WRITTEN EXERCISE: Skip the pictures. Reproduce all other material exactly.

GIVEN INFORMATION:
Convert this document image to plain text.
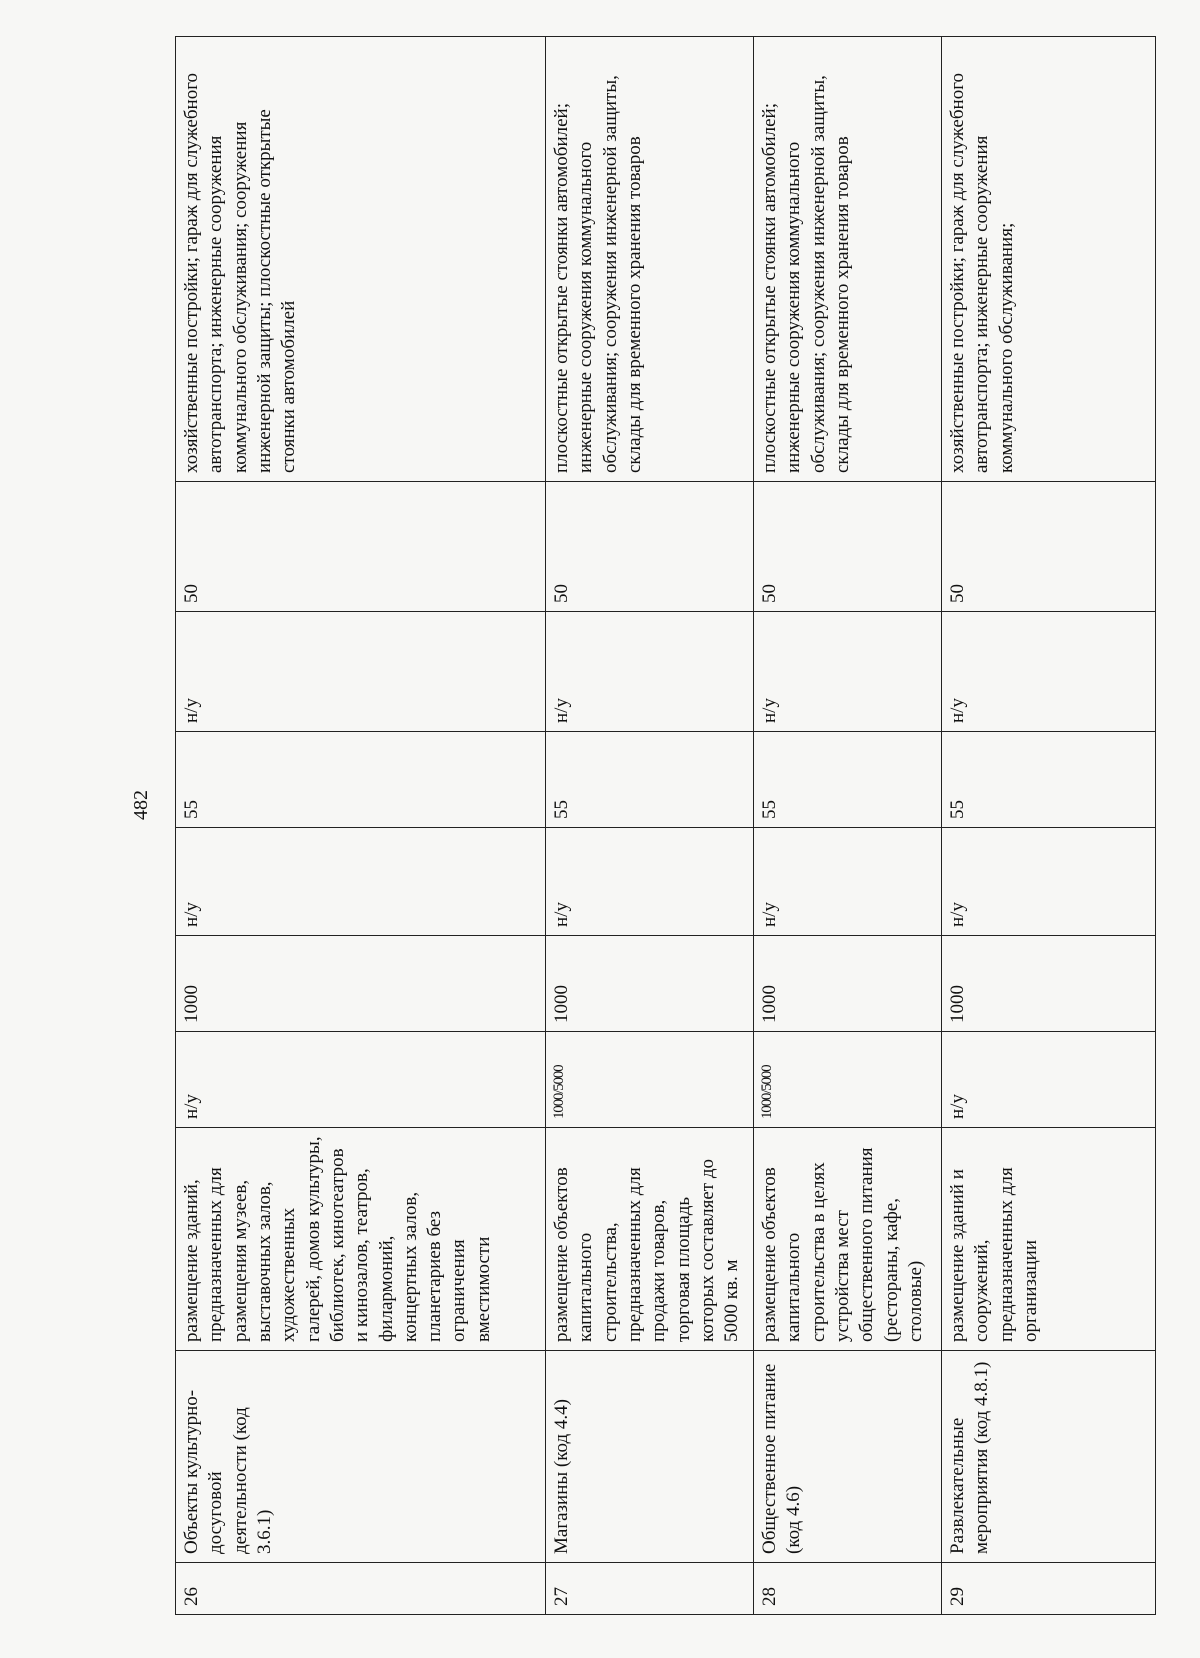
482
26	Объекты культурно-досуговой деятельности (код 3.6.1)	размещение зданий, предназначенных для размещения музеев, выставочных залов, художественных галерей, домов культуры, библиотек, кинотеатров и кинозалов, театров, филармоний, концертных залов, планетариев без ограничения вместимости	н/у	1000	н/у	55	н/у	50	хозяйственные постройки; гараж для служебного автотранспорта; инженерные сооружения коммунального обслуживания; сооружения инженерной защиты; плоскостные открытые стоянки автомобилей
27	Магазины (код 4.4)	размещение объектов капитального строительства, предназначенных для продажи товаров, торговая площадь которых составляет до 5000 кв. м	1000/5000	1000	н/у	55	н/у	50	плоскостные открытые стоянки автомобилей; инженерные сооружения коммунального обслуживания; сооружения инженерной защиты, склады для временного хранения товаров
28	Общественное питание (код 4.6)	размещение объектов капитального строительства в целях устройства мест общественного питания (рестораны, кафе, столовые)	1000/5000	1000	н/у	55	н/у	50	плоскостные открытые стоянки автомобилей; инженерные сооружения коммунального обслуживания; сооружения инженерной защиты, склады для временного хранения товаров
29	Развлекательные мероприятия (код 4.8.1)	размещение зданий и сооружений, предназначенных для организации	н/у	1000	н/у	55	н/у	50	хозяйственные постройки; гараж для служебного автотранспорта; инженерные сооружения коммунального обслуживания;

EXERCISE SOLUTION:
Convert this document image to plain text.
482
26	Объекты культурно-досуговой деятельности (код 3.6.1)	размещение зданий, предназначенных для размещения музеев, выставочных залов, художественных галерей, домов культуры, библиотек, кинотеатров и кинозалов, театров, филармоний, концертных залов, планетариев без ограничения вместимости	н/у	1000	н/у	55	н/у	50	хозяйственные постройки; гараж для служебного автотранспорта; инженерные сооружения коммунального обслуживания; сооружения инженерной защиты; плоскостные открытые стоянки автомобилей
27	Магазины (код 4.4)	размещение объектов капитального строительства, предназначенных для продажи товаров, торговая площадь которых составляет до 5000 кв. м	1000/5000	1000	н/у	55	н/у	50	плоскостные открытые стоянки автомобилей; инженерные сооружения коммунального обслуживания; сооружения инженерной защиты, склады для временного хранения товаров
28	Общественное питание (код 4.6)	размещение объектов капитального строительства в целях устройства мест общественного питания (рестораны, кафе, столовые)	1000/5000	1000	н/у	55	н/у	50	плоскостные открытые стоянки автомобилей; инженерные сооружения коммунального обслуживания; сооружения инженерной защиты, склады для временного хранения товаров
29	Развлекательные мероприятия (код 4.8.1)	размещение зданий и сооружений, предназначенных для организации	н/у	1000	н/у	55	н/у	50	хозяйственные постройки; гараж для служебного автотранспорта; инженерные сооружения коммунального обслуживания;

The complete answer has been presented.